◆ WHAT IS NEEDED ◆
From the listing that follows, extract every line and set it down unaltered.

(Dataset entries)
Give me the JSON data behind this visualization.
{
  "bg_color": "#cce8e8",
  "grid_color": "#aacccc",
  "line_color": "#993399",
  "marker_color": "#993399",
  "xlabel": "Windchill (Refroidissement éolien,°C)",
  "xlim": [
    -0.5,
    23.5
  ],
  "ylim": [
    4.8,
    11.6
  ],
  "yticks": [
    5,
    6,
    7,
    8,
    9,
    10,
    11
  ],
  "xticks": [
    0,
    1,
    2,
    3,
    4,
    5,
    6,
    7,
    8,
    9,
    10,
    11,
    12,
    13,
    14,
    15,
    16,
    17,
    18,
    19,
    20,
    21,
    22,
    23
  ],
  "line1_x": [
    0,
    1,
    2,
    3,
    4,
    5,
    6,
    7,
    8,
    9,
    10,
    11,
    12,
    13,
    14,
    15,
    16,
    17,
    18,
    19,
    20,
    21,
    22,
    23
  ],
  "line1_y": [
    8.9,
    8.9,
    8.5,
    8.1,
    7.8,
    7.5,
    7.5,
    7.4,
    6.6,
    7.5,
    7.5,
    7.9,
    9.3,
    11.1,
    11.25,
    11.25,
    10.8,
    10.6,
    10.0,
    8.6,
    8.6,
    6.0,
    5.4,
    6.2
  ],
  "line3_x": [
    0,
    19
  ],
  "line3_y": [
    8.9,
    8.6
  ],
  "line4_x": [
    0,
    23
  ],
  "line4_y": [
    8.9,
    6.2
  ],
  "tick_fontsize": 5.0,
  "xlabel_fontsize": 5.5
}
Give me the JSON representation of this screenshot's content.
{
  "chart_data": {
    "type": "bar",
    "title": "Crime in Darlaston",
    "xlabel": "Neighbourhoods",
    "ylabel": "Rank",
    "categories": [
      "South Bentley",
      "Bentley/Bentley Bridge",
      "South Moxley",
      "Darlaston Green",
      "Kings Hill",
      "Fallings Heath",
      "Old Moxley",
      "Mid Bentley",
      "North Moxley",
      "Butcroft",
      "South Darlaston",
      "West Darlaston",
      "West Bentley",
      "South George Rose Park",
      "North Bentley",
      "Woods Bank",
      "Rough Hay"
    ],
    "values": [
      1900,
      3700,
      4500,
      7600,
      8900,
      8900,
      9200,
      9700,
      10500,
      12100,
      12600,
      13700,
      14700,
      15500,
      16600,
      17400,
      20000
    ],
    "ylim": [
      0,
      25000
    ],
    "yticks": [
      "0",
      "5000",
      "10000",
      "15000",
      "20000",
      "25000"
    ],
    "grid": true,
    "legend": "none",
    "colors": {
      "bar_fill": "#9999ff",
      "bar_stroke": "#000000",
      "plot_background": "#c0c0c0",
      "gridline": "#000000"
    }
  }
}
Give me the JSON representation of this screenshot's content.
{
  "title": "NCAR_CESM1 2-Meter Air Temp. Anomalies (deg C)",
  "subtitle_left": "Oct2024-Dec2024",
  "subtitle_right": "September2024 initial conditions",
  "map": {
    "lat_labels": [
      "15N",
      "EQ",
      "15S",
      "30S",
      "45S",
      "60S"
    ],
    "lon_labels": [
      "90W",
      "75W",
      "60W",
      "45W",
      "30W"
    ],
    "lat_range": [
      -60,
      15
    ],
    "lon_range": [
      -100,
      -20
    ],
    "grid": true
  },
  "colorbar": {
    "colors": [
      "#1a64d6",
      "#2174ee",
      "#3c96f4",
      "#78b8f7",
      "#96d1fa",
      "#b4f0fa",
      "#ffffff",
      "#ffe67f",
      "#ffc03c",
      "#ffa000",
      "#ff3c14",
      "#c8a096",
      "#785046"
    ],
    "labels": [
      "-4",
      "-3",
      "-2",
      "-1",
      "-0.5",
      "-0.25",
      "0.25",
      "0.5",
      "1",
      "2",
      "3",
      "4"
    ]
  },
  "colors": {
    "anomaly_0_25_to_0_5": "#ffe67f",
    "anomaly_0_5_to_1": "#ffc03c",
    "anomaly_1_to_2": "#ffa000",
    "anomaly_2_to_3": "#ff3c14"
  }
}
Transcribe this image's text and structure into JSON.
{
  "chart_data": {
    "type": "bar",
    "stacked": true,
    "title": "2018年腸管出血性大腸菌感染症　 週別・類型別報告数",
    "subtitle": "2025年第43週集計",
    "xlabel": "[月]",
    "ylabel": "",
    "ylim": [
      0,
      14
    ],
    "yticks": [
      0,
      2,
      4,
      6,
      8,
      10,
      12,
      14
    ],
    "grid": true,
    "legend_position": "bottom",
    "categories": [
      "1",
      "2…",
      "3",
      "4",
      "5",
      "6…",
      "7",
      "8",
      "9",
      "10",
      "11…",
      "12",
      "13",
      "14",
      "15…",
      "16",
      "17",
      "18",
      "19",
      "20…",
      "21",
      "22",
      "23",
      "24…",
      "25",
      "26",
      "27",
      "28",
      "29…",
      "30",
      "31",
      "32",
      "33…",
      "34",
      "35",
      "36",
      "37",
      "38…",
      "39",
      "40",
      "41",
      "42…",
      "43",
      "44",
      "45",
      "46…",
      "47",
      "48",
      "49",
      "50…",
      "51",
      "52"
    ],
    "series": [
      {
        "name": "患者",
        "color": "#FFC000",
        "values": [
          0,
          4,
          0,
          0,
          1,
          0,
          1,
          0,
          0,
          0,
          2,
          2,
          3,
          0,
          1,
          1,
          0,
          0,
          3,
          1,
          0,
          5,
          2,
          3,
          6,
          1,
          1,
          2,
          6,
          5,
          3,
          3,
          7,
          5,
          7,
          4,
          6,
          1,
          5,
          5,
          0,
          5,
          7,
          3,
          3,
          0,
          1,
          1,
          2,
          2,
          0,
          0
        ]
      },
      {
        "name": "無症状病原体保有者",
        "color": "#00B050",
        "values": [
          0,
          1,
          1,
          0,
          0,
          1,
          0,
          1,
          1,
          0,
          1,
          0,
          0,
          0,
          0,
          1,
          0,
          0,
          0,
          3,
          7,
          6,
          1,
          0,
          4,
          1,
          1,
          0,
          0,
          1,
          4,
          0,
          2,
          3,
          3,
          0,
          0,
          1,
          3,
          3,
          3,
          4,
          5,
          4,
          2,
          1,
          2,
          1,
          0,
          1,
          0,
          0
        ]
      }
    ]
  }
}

◆ SOLUTION FOR THIS PROBLEM ◆
Give me the JSON data behind this visualization.
{
  "bg_color": "#cce8e8",
  "grid_color": "#aacccc",
  "line_color": "#993399",
  "marker_color": "#993399",
  "xlabel": "Windchill (Refroidissement éolien,°C)",
  "xlim": [
    -0.5,
    23.5
  ],
  "ylim": [
    4.8,
    11.6
  ],
  "yticks": [
    5,
    6,
    7,
    8,
    9,
    10,
    11
  ],
  "xticks": [
    0,
    1,
    2,
    3,
    4,
    5,
    6,
    7,
    8,
    9,
    10,
    11,
    12,
    13,
    14,
    15,
    16,
    17,
    18,
    19,
    20,
    21,
    22,
    23
  ],
  "line1_x": [
    0,
    1,
    2,
    3,
    4,
    5,
    6,
    7,
    8,
    9,
    10,
    11,
    12,
    13,
    14,
    15,
    16,
    17,
    18,
    19,
    20,
    21,
    22,
    23
  ],
  "line1_y": [
    8.9,
    8.9,
    8.5,
    8.1,
    7.8,
    7.5,
    7.5,
    7.4,
    6.6,
    7.5,
    7.5,
    7.9,
    9.3,
    11.1,
    11.25,
    11.25,
    10.8,
    10.6,
    10.0,
    8.6,
    8.6,
    6.0,
    5.4,
    6.2
  ],
  "line3_x": [
    0,
    19
  ],
  "line3_y": [
    8.9,
    8.6
  ],
  "line4_x": [
    0,
    23
  ],
  "line4_y": [
    8.9,
    6.2
  ],
  "tick_fontsize": 5.0,
  "xlabel_fontsize": 5.5
}
Give me the JSON representation of this screenshot's content.
{
  "chart_data": {
    "type": "bar",
    "title": "Crime in Darlaston",
    "xlabel": "Neighbourhoods",
    "ylabel": "Rank",
    "categories": [
      "South Bentley",
      "Bentley/Bentley Bridge",
      "South Moxley",
      "Darlaston Green",
      "Kings Hill",
      "Fallings Heath",
      "Old Moxley",
      "Mid Bentley",
      "North Moxley",
      "Butcroft",
      "South Darlaston",
      "West Darlaston",
      "West Bentley",
      "South George Rose Park",
      "North Bentley",
      "Woods Bank",
      "Rough Hay"
    ],
    "values": [
      1900,
      3700,
      4500,
      7600,
      8900,
      8900,
      9200,
      9700,
      10500,
      12100,
      12600,
      13700,
      14700,
      15500,
      16600,
      17400,
      20000
    ],
    "ylim": [
      0,
      25000
    ],
    "yticks": [
      "0",
      "5000",
      "10000",
      "15000",
      "20000",
      "25000"
    ],
    "grid": true,
    "legend": "none",
    "colors": {
      "bar_fill": "#9999ff",
      "bar_stroke": "#000000",
      "plot_background": "#c0c0c0",
      "gridline": "#000000"
    }
  }
}
Give me the JSON representation of this screenshot's content.
{
  "title": "NCAR_CESM1 2-Meter Air Temp. Anomalies (deg C)",
  "subtitle_left": "Oct2024-Dec2024",
  "subtitle_right": "September2024 initial conditions",
  "map": {
    "lat_labels": [
      "15N",
      "EQ",
      "15S",
      "30S",
      "45S",
      "60S"
    ],
    "lon_labels": [
      "90W",
      "75W",
      "60W",
      "45W",
      "30W"
    ],
    "lat_range": [
      -60,
      15
    ],
    "lon_range": [
      -100,
      -20
    ],
    "grid": true
  },
  "colorbar": {
    "colors": [
      "#1a64d6",
      "#2174ee",
      "#3c96f4",
      "#78b8f7",
      "#96d1fa",
      "#b4f0fa",
      "#ffffff",
      "#ffe67f",
      "#ffc03c",
      "#ffa000",
      "#ff3c14",
      "#c8a096",
      "#785046"
    ],
    "labels": [
      "-4",
      "-3",
      "-2",
      "-1",
      "-0.5",
      "-0.25",
      "0.25",
      "0.5",
      "1",
      "2",
      "3",
      "4"
    ]
  },
  "colors": {
    "anomaly_0_25_to_0_5": "#ffe67f",
    "anomaly_0_5_to_1": "#ffc03c",
    "anomaly_1_to_2": "#ffa000",
    "anomaly_2_to_3": "#ff3c14"
  }
}
Transcribe this image's text and structure into JSON.
{
  "chart_data": {
    "type": "bar",
    "stacked": true,
    "title": "2018年腸管出血性大腸菌感染症　 週別・類型別報告数",
    "subtitle": "2025年第43週集計",
    "xlabel": "[月]",
    "ylabel": "",
    "ylim": [
      0,
      14
    ],
    "yticks": [
      0,
      2,
      4,
      6,
      8,
      10,
      12,
      14
    ],
    "grid": true,
    "legend_position": "bottom",
    "categories": [
      "1",
      "2…",
      "3",
      "4",
      "5",
      "6…",
      "7",
      "8",
      "9",
      "10",
      "11…",
      "12",
      "13",
      "14",
      "15…",
      "16",
      "17",
      "18",
      "19",
      "20…",
      "21",
      "22",
      "23",
      "24…",
      "25",
      "26",
      "27",
      "28",
      "29…",
      "30",
      "31",
      "32",
      "33…",
      "34",
      "35",
      "36",
      "37",
      "38…",
      "39",
      "40",
      "41",
      "42…",
      "43",
      "44",
      "45",
      "46…",
      "47",
      "48",
      "49",
      "50…",
      "51",
      "52"
    ],
    "series": [
      {
        "name": "患者",
        "color": "#FFC000",
        "values": [
          0,
          4,
          0,
          0,
          1,
          0,
          1,
          0,
          0,
          0,
          2,
          2,
          3,
          0,
          1,
          1,
          0,
          0,
          3,
          1,
          0,
          5,
          2,
          3,
          6,
          1,
          1,
          2,
          6,
          5,
          3,
          3,
          7,
          5,
          7,
          4,
          6,
          1,
          5,
          5,
          0,
          5,
          7,
          3,
          3,
          0,
          1,
          1,
          2,
          2,
          0,
          0
        ]
      },
      {
        "name": "無症状病原体保有者",
        "color": "#00B050",
        "values": [
          0,
          1,
          1,
          0,
          0,
          1,
          0,
          1,
          1,
          0,
          1,
          0,
          0,
          0,
          0,
          1,
          0,
          0,
          0,
          3,
          7,
          6,
          1,
          0,
          4,
          1,
          1,
          0,
          0,
          1,
          4,
          0,
          2,
          3,
          3,
          0,
          0,
          1,
          3,
          3,
          3,
          4,
          5,
          4,
          2,
          1,
          2,
          1,
          0,
          1,
          0,
          0
        ]
      }
    ]
  }
}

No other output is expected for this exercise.